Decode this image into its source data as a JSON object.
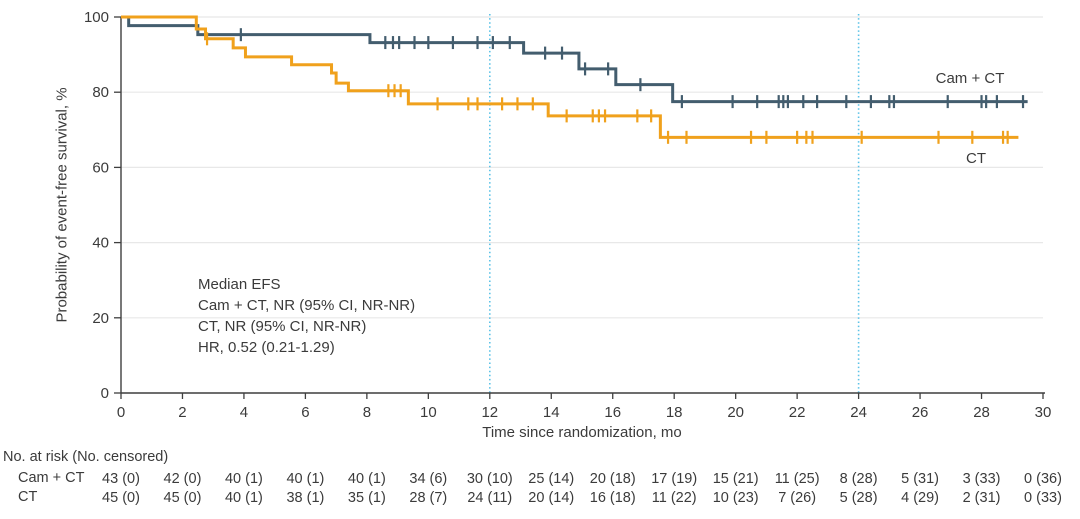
{
  "figure": {
    "y_axis_title": "Probability of event-free survival, %",
    "x_axis_title": "Time since randomization, mo",
    "legend": {
      "camct": "Cam + CT",
      "ct": "CT"
    },
    "annotation": {
      "line1": "Median EFS",
      "line2": "Cam + CT, NR (95% CI, NR-NR)",
      "line3": "CT, NR (95% CI, NR-NR)",
      "line4": "HR, 0.52 (0.21-1.29)"
    }
  },
  "colors": {
    "camct": "#435d6e",
    "ct": "#f0a11c",
    "reference_line": "#5bc2e7",
    "grid": "#e8e8e8",
    "axis": "#3f3f3f",
    "text": "#3b3b3b"
  },
  "chart_data": {
    "type": "line",
    "subtype": "kaplan-meier-step",
    "title": "",
    "xlabel": "Time since randomization, mo",
    "ylabel": "Probability of event-free survival, %",
    "xlim": [
      0,
      30
    ],
    "ylim": [
      0,
      100
    ],
    "x_ticks": [
      0,
      2,
      4,
      6,
      8,
      10,
      12,
      14,
      16,
      18,
      20,
      22,
      24,
      26,
      28,
      30
    ],
    "y_ticks": [
      0,
      20,
      40,
      60,
      80,
      100
    ],
    "grid": "horizontal",
    "legend_position": "end-of-line labels",
    "reference_lines_x": [
      12,
      24
    ],
    "series": [
      {
        "name": "Cam + CT",
        "color_key": "camct",
        "steps": [
          [
            0,
            100
          ],
          [
            0.25,
            97.7
          ],
          [
            2.5,
            95.3
          ],
          [
            8.1,
            93.2
          ],
          [
            13.1,
            90.4
          ],
          [
            14.9,
            86.2
          ],
          [
            16.1,
            82.0
          ],
          [
            17.95,
            77.5
          ]
        ],
        "end_x": 29.5,
        "censors": [
          [
            3.9,
            95.3
          ],
          [
            8.6,
            93.2
          ],
          [
            8.85,
            93.2
          ],
          [
            9.05,
            93.2
          ],
          [
            9.55,
            93.2
          ],
          [
            10.0,
            93.2
          ],
          [
            10.8,
            93.2
          ],
          [
            11.6,
            93.2
          ],
          [
            12.1,
            93.2
          ],
          [
            12.65,
            93.2
          ],
          [
            13.8,
            90.4
          ],
          [
            14.35,
            90.4
          ],
          [
            15.1,
            86.2
          ],
          [
            15.85,
            86.2
          ],
          [
            16.9,
            82.0
          ],
          [
            18.25,
            77.5
          ],
          [
            19.9,
            77.5
          ],
          [
            20.7,
            77.5
          ],
          [
            21.4,
            77.5
          ],
          [
            21.55,
            77.5
          ],
          [
            21.7,
            77.5
          ],
          [
            22.2,
            77.5
          ],
          [
            22.65,
            77.5
          ],
          [
            23.6,
            77.5
          ],
          [
            24.4,
            77.5
          ],
          [
            25.0,
            77.5
          ],
          [
            25.15,
            77.5
          ],
          [
            26.9,
            77.5
          ],
          [
            28.0,
            77.5
          ],
          [
            28.15,
            77.5
          ],
          [
            28.5,
            77.5
          ],
          [
            29.35,
            77.5
          ]
        ]
      },
      {
        "name": "CT",
        "color_key": "ct",
        "steps": [
          [
            0,
            100
          ],
          [
            2.45,
            96.8
          ],
          [
            2.75,
            94.2
          ],
          [
            3.65,
            91.8
          ],
          [
            4.05,
            89.4
          ],
          [
            5.55,
            87.3
          ],
          [
            6.85,
            85.1
          ],
          [
            7.0,
            82.4
          ],
          [
            7.4,
            80.4
          ],
          [
            9.35,
            76.9
          ],
          [
            13.9,
            73.7
          ],
          [
            17.55,
            68.0
          ]
        ],
        "end_x": 29.2,
        "censors": [
          [
            2.8,
            94.2
          ],
          [
            8.7,
            80.4
          ],
          [
            8.9,
            80.4
          ],
          [
            9.1,
            80.4
          ],
          [
            10.3,
            76.9
          ],
          [
            11.3,
            76.9
          ],
          [
            11.6,
            76.9
          ],
          [
            12.4,
            76.9
          ],
          [
            12.9,
            76.9
          ],
          [
            13.4,
            76.9
          ],
          [
            14.5,
            73.7
          ],
          [
            15.35,
            73.7
          ],
          [
            15.55,
            73.7
          ],
          [
            15.75,
            73.7
          ],
          [
            16.8,
            73.7
          ],
          [
            17.25,
            73.7
          ],
          [
            17.8,
            68.0
          ],
          [
            18.4,
            68.0
          ],
          [
            20.5,
            68.0
          ],
          [
            21.0,
            68.0
          ],
          [
            22.0,
            68.0
          ],
          [
            22.3,
            68.0
          ],
          [
            22.5,
            68.0
          ],
          [
            24.1,
            68.0
          ],
          [
            26.6,
            68.0
          ],
          [
            27.7,
            68.0
          ],
          [
            28.7,
            68.0
          ],
          [
            28.85,
            68.0
          ]
        ]
      }
    ],
    "annotation_lines": [
      "Median EFS",
      "Cam + CT, NR (95% CI, NR-NR)",
      "CT, NR (95% CI, NR-NR)",
      "HR, 0.52 (0.21-1.29)"
    ]
  },
  "risk_table": {
    "header": "No. at risk (No. censored)",
    "columns_months": [
      0,
      2,
      4,
      6,
      8,
      10,
      12,
      14,
      16,
      18,
      20,
      22,
      24,
      26,
      28,
      30
    ],
    "rows": [
      {
        "label": "Cam + CT",
        "values": [
          "43 (0)",
          "42 (0)",
          "40 (1)",
          "40 (1)",
          "40 (1)",
          "34 (6)",
          "30 (10)",
          "25 (14)",
          "20 (18)",
          "17 (19)",
          "15 (21)",
          "11 (25)",
          "8 (28)",
          "5 (31)",
          "3 (33)",
          "0 (36)"
        ]
      },
      {
        "label": "CT",
        "values": [
          "45 (0)",
          "45 (0)",
          "40 (1)",
          "38 (1)",
          "35 (1)",
          "28 (7)",
          "24 (11)",
          "20 (14)",
          "16 (18)",
          "11 (22)",
          "10 (23)",
          "7 (26)",
          "5 (28)",
          "4 (29)",
          "2 (31)",
          "0 (33)"
        ]
      }
    ]
  }
}
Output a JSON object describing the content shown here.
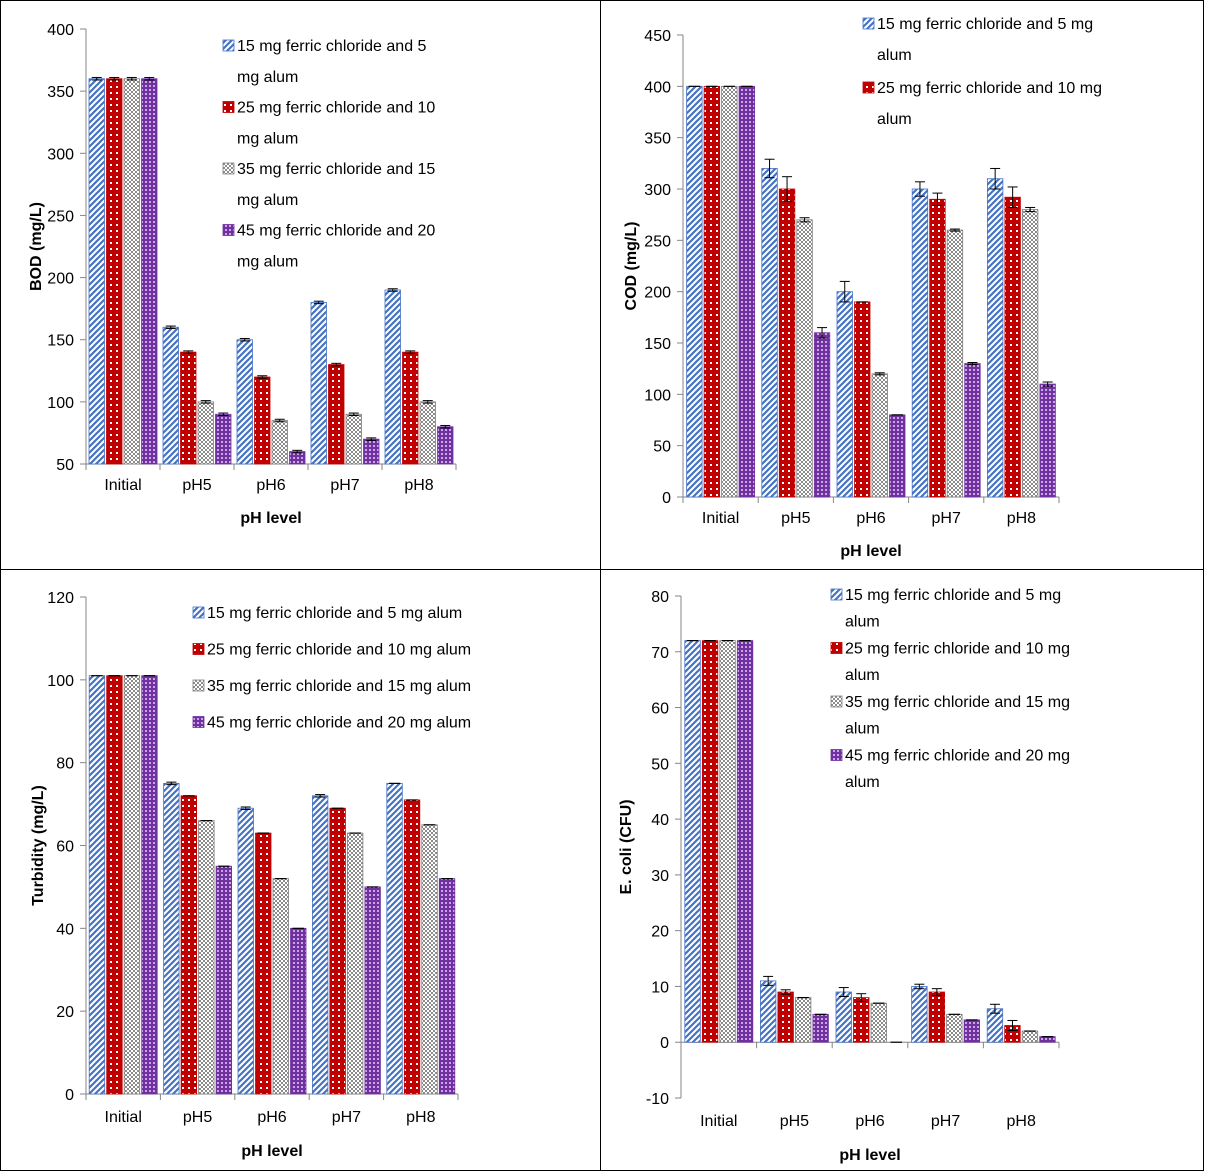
· · ·
DIRECTION:
Reproduce the listing above exactly, excluding all pictures.

TASK RESPONSE:
Decode this image into its source data as a JSON object.
{
  "figure": {
    "y_axis_title": "Probability of event-free survival, %",
    "x_axis_title": "Time since randomization, mo",
    "legend": {
      "camct": "Cam + CT",
      "ct": "CT"
    },
    "annotation": {
      "line1": "Median EFS",
      "line2": "Cam + CT, NR (95% CI, NR-NR)",
      "line3": "CT, NR (95% CI, NR-NR)",
      "line4": "HR, 0.52 (0.21-1.29)"
    }
  },
  "colors": {
    "camct": "#435d6e",
    "ct": "#f0a11c",
    "reference_line": "#5bc2e7",
    "grid": "#e8e8e8",
    "axis": "#3f3f3f",
    "text": "#3b3b3b"
  },
  "chart_data": {
    "type": "line",
    "subtype": "kaplan-meier-step",
    "title": "",
    "xlabel": "Time since randomization, mo",
    "ylabel": "Probability of event-free survival, %",
    "xlim": [
      0,
      30
    ],
    "ylim": [
      0,
      100
    ],
    "x_ticks": [
      0,
      2,
      4,
      6,
      8,
      10,
      12,
      14,
      16,
      18,
      20,
      22,
      24,
      26,
      28,
      30
    ],
    "y_ticks": [
      0,
      20,
      40,
      60,
      80,
      100
    ],
    "grid": "horizontal",
    "legend_position": "end-of-line labels",
    "reference_lines_x": [
      12,
      24
    ],
    "series": [
      {
        "name": "Cam + CT",
        "color_key": "camct",
        "steps": [
          [
            0,
            100
          ],
          [
            0.25,
            97.7
          ],
          [
            2.5,
            95.3
          ],
          [
            8.1,
            93.2
          ],
          [
            13.1,
            90.4
          ],
          [
            14.9,
            86.2
          ],
          [
            16.1,
            82.0
          ],
          [
            17.95,
            77.5
          ]
        ],
        "end_x": 29.5,
        "censors": [
          [
            3.9,
            95.3
          ],
          [
            8.6,
            93.2
          ],
          [
            8.85,
            93.2
          ],
          [
            9.05,
            93.2
          ],
          [
            9.55,
            93.2
          ],
          [
            10.0,
            93.2
          ],
          [
            10.8,
            93.2
          ],
          [
            11.6,
            93.2
          ],
          [
            12.1,
            93.2
          ],
          [
            12.65,
            93.2
          ],
          [
            13.8,
            90.4
          ],
          [
            14.35,
            90.4
          ],
          [
            15.1,
            86.2
          ],
          [
            15.85,
            86.2
          ],
          [
            16.9,
            82.0
          ],
          [
            18.25,
            77.5
          ],
          [
            19.9,
            77.5
          ],
          [
            20.7,
            77.5
          ],
          [
            21.4,
            77.5
          ],
          [
            21.55,
            77.5
          ],
          [
            21.7,
            77.5
          ],
          [
            22.2,
            77.5
          ],
          [
            22.65,
            77.5
          ],
          [
            23.6,
            77.5
          ],
          [
            24.4,
            77.5
          ],
          [
            25.0,
            77.5
          ],
          [
            25.15,
            77.5
          ],
          [
            26.9,
            77.5
          ],
          [
            28.0,
            77.5
          ],
          [
            28.15,
            77.5
          ],
          [
            28.5,
            77.5
          ],
          [
            29.35,
            77.5
          ]
        ]
      },
      {
        "name": "CT",
        "color_key": "ct",
        "steps": [
          [
            0,
            100
          ],
          [
            2.45,
            96.8
          ],
          [
            2.75,
            94.2
          ],
          [
            3.65,
            91.8
          ],
          [
            4.05,
            89.4
          ],
          [
            5.55,
            87.3
          ],
          [
            6.85,
            85.1
          ],
          [
            7.0,
            82.4
          ],
          [
            7.4,
            80.4
          ],
          [
            9.35,
            76.9
          ],
          [
            13.9,
            73.7
          ],
          [
            17.55,
            68.0
          ]
        ],
        "end_x": 29.2,
        "censors": [
          [
            2.8,
            94.2
          ],
          [
            8.7,
            80.4
          ],
          [
            8.9,
            80.4
          ],
          [
            9.1,
            80.4
          ],
          [
            10.3,
            76.9
          ],
          [
            11.3,
            76.9
          ],
          [
            11.6,
            76.9
          ],
          [
            12.4,
            76.9
          ],
          [
            12.9,
            76.9
          ],
          [
            13.4,
            76.9
          ],
          [
            14.5,
            73.7
          ],
          [
            15.35,
            73.7
          ],
          [
            15.55,
            73.7
          ],
          [
            15.75,
            73.7
          ],
          [
            16.8,
            73.7
          ],
          [
            17.25,
            73.7
          ],
          [
            17.8,
            68.0
          ],
          [
            18.4,
            68.0
          ],
          [
            20.5,
            68.0
          ],
          [
            21.0,
            68.0
          ],
          [
            22.0,
            68.0
          ],
          [
            22.3,
            68.0
          ],
          [
            22.5,
            68.0
          ],
          [
            24.1,
            68.0
          ],
          [
            26.6,
            68.0
          ],
          [
            27.7,
            68.0
          ],
          [
            28.7,
            68.0
          ],
          [
            28.85,
            68.0
          ]
        ]
      }
    ],
    "annotation_lines": [
      "Median EFS",
      "Cam + CT, NR (95% CI, NR-NR)",
      "CT, NR (95% CI, NR-NR)",
      "HR, 0.52 (0.21-1.29)"
    ]
  },
  "risk_table": {
    "header": "No. at risk (No. censored)",
    "columns_months": [
      0,
      2,
      4,
      6,
      8,
      10,
      12,
      14,
      16,
      18,
      20,
      22,
      24,
      26,
      28,
      30
    ],
    "rows": [
      {
        "label": "Cam + CT",
        "values": [
          "43 (0)",
          "42 (0)",
          "40 (1)",
          "40 (1)",
          "40 (1)",
          "34 (6)",
          "30 (10)",
          "25 (14)",
          "20 (18)",
          "17 (19)",
          "15 (21)",
          "11 (25)",
          "8 (28)",
          "5 (31)",
          "3 (33)",
          "0 (36)"
        ]
      },
      {
        "label": "CT",
        "values": [
          "45 (0)",
          "45 (0)",
          "40 (1)",
          "38 (1)",
          "35 (1)",
          "28 (7)",
          "24 (11)",
          "20 (14)",
          "16 (18)",
          "11 (22)",
          "10 (23)",
          "7 (26)",
          "5 (28)",
          "4 (29)",
          "2 (31)",
          "0 (33)"
        ]
      }
    ]
  }
}
Output a JSON object describing the content shown here.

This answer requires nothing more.